:: Work to complete ::
Check each line of the records for "name"; collect those that have it.

(Dataset rows)
-------

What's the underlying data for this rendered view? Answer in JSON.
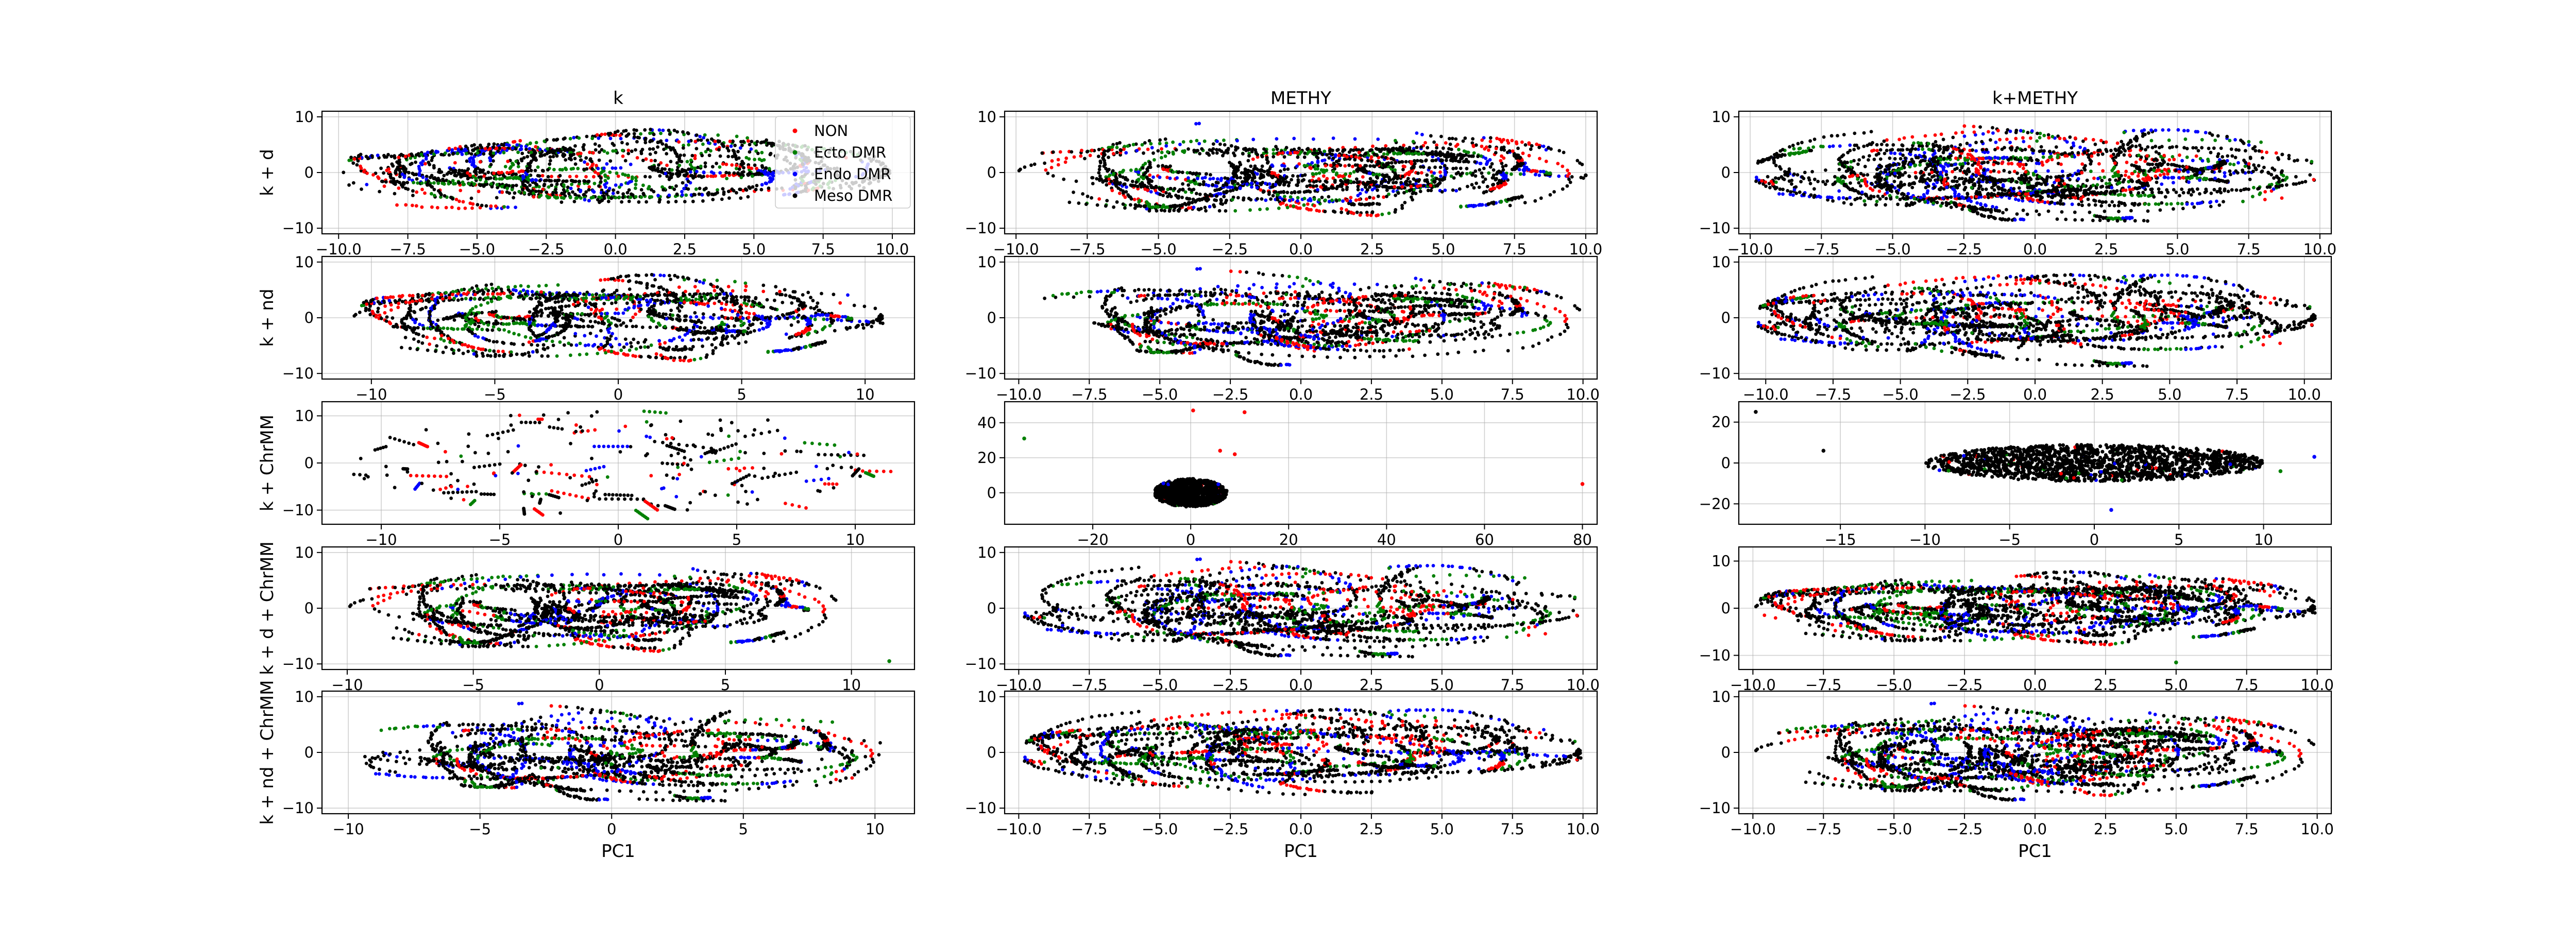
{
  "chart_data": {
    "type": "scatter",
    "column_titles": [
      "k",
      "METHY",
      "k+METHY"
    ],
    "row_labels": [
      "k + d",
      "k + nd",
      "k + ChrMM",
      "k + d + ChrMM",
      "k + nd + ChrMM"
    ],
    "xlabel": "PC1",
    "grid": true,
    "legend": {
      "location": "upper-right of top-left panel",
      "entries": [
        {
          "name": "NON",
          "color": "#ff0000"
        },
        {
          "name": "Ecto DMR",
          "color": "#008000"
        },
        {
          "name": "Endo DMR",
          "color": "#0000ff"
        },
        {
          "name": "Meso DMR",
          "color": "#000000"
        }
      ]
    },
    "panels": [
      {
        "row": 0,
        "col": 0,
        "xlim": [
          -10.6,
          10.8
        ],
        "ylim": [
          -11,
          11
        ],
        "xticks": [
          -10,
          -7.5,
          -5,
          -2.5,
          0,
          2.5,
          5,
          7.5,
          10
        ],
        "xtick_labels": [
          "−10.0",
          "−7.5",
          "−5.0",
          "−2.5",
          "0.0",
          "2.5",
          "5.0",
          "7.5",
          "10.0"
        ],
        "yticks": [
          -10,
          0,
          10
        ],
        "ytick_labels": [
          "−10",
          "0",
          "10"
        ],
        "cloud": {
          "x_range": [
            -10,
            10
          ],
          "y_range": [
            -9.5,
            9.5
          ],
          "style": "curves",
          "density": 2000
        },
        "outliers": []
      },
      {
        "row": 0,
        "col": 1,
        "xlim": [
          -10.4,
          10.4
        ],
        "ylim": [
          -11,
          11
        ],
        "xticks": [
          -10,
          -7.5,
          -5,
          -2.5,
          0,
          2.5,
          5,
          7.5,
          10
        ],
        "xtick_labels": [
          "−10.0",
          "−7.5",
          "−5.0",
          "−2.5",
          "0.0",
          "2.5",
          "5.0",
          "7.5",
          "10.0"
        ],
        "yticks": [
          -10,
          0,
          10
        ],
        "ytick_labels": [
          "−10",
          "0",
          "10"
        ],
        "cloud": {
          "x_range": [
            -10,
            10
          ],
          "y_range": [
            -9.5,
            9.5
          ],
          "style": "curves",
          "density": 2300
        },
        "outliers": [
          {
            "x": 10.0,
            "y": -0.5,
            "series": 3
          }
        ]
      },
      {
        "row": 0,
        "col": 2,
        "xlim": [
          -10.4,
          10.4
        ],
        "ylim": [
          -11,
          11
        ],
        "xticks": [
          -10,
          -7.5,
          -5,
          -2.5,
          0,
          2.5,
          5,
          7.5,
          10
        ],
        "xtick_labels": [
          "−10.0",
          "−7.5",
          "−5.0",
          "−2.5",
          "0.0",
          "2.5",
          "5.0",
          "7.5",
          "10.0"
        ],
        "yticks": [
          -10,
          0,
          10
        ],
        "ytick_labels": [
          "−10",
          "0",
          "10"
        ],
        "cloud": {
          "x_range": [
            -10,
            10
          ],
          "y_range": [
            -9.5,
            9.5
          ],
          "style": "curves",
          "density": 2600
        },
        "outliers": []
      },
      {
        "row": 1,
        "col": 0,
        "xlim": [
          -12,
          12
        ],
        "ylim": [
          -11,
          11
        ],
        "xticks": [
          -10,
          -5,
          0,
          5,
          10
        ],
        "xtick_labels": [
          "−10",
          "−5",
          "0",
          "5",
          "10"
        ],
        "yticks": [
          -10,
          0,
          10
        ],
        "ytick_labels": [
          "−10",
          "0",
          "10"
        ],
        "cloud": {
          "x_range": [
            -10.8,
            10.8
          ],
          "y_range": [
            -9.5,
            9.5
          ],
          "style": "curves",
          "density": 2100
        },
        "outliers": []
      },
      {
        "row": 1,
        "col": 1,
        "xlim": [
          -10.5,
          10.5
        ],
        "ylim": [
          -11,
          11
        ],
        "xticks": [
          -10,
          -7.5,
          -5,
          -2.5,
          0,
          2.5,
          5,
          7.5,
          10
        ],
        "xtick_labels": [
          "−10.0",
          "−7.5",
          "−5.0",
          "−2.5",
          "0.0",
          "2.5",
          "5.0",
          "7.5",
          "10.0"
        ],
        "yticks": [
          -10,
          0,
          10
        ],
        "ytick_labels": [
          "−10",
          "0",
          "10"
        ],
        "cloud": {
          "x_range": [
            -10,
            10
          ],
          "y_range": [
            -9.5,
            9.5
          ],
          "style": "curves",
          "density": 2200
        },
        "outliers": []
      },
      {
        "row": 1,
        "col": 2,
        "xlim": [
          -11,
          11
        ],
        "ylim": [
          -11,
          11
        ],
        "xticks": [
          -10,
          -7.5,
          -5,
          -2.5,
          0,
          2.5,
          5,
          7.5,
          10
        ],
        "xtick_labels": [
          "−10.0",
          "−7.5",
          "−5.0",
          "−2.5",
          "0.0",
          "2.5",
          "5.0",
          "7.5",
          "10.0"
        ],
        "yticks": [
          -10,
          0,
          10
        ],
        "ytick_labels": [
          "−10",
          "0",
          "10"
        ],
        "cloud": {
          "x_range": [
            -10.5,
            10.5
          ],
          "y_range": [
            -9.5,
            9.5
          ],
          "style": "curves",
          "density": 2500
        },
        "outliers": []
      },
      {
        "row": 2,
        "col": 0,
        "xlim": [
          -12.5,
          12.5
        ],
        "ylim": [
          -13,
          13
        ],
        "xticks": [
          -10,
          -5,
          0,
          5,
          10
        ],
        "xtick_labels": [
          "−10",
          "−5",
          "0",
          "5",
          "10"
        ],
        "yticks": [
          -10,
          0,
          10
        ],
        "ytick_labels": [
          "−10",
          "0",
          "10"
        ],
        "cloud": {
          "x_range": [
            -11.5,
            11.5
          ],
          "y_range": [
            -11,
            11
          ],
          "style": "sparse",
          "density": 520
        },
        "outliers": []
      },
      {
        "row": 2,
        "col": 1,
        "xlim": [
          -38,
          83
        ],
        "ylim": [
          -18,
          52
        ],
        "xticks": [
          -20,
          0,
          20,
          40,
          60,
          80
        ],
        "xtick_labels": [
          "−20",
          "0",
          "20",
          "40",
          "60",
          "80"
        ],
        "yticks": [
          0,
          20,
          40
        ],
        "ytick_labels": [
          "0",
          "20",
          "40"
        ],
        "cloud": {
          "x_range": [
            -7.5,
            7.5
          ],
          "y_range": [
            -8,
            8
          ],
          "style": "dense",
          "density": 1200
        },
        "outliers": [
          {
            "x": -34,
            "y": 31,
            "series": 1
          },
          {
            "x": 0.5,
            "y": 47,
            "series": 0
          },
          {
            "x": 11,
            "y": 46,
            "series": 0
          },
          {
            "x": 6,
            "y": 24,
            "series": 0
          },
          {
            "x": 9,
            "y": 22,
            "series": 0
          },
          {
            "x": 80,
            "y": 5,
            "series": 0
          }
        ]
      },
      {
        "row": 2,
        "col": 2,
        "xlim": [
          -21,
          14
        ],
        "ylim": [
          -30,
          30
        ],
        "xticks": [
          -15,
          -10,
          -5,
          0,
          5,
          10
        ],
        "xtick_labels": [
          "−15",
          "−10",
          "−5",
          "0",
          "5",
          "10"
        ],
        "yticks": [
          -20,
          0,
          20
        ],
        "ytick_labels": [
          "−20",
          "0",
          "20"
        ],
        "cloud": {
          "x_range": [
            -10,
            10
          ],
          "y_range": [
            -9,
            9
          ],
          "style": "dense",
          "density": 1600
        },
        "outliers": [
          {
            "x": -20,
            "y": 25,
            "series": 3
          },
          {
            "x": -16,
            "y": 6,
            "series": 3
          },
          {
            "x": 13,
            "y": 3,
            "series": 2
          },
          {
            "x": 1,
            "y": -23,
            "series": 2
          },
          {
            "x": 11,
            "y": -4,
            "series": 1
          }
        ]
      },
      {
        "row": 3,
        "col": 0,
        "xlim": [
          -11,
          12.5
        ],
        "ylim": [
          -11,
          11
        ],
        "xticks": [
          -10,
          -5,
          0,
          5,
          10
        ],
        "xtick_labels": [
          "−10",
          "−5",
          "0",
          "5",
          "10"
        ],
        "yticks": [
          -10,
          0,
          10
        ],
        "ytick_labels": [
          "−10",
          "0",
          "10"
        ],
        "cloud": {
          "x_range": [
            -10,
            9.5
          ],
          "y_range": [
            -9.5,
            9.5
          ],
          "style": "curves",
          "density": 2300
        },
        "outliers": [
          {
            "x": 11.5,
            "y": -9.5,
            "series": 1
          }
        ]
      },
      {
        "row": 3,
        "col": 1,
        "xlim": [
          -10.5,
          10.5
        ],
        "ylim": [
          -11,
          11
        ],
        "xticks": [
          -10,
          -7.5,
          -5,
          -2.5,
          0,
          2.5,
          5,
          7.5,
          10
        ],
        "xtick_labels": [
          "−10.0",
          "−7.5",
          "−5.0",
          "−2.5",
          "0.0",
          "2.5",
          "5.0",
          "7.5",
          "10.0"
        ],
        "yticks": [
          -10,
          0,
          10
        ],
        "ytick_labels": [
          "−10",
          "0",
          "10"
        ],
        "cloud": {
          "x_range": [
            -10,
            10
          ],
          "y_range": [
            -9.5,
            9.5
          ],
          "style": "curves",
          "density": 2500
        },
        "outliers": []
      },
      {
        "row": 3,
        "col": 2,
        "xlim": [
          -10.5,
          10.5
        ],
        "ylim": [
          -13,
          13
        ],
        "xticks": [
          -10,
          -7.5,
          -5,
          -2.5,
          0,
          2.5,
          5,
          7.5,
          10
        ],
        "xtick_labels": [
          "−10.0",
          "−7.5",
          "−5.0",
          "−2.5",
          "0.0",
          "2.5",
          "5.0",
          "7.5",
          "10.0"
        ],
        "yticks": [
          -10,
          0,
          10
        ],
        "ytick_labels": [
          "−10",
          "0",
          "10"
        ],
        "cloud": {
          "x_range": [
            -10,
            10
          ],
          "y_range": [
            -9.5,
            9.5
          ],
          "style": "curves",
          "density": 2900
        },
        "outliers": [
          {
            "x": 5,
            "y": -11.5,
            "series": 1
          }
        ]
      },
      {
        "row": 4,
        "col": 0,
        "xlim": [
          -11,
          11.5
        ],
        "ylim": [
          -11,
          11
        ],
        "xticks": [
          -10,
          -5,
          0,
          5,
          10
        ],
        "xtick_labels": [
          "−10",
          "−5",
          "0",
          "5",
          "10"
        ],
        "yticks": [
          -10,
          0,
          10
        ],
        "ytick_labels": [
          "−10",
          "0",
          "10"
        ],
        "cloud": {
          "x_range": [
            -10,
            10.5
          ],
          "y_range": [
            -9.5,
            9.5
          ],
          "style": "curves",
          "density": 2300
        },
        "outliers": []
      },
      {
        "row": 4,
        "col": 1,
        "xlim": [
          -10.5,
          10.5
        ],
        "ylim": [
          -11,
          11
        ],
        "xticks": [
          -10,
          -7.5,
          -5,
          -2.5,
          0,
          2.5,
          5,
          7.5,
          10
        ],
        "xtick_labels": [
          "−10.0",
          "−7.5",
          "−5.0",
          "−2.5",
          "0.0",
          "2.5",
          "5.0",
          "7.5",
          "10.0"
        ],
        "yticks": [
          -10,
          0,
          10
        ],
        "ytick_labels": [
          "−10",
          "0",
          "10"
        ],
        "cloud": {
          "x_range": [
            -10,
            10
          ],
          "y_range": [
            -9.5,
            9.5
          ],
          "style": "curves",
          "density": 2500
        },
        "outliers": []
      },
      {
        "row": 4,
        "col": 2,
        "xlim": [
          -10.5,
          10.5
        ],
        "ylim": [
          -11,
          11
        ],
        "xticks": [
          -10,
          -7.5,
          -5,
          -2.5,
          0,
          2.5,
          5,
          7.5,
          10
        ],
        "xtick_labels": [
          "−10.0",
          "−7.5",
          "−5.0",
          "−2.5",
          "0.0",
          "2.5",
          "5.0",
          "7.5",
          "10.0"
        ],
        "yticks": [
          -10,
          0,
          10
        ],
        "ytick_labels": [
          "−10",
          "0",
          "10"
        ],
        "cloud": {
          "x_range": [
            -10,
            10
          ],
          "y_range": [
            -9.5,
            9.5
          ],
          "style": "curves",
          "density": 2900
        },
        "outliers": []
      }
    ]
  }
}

-------

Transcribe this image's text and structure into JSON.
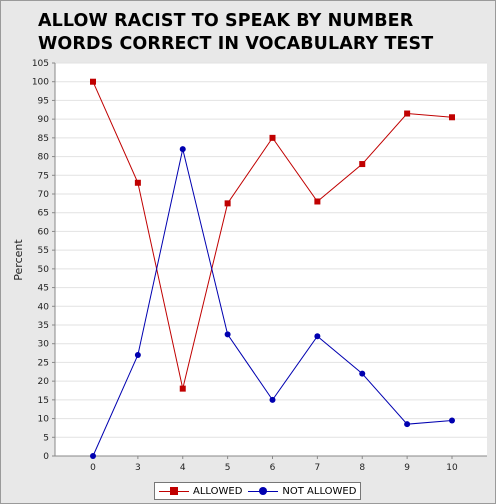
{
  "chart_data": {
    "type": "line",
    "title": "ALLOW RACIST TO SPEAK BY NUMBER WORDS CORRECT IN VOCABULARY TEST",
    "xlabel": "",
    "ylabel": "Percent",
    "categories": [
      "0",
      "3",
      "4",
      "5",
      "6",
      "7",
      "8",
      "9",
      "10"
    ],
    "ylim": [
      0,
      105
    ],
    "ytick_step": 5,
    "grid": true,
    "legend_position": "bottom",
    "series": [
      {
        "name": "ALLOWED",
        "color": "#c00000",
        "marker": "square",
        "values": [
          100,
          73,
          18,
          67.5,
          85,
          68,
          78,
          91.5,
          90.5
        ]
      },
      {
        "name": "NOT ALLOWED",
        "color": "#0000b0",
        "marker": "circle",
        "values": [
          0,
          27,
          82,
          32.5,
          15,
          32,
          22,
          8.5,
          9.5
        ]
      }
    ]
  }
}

-------

:: Answer to the exercise ::
          "name": "NON",
          "name": "Ecto DMR",
          "name": "Endo DMR",
          "name": "Meso DMR",
        "name": "ALLOWED",
        "name": "NOT ALLOWED",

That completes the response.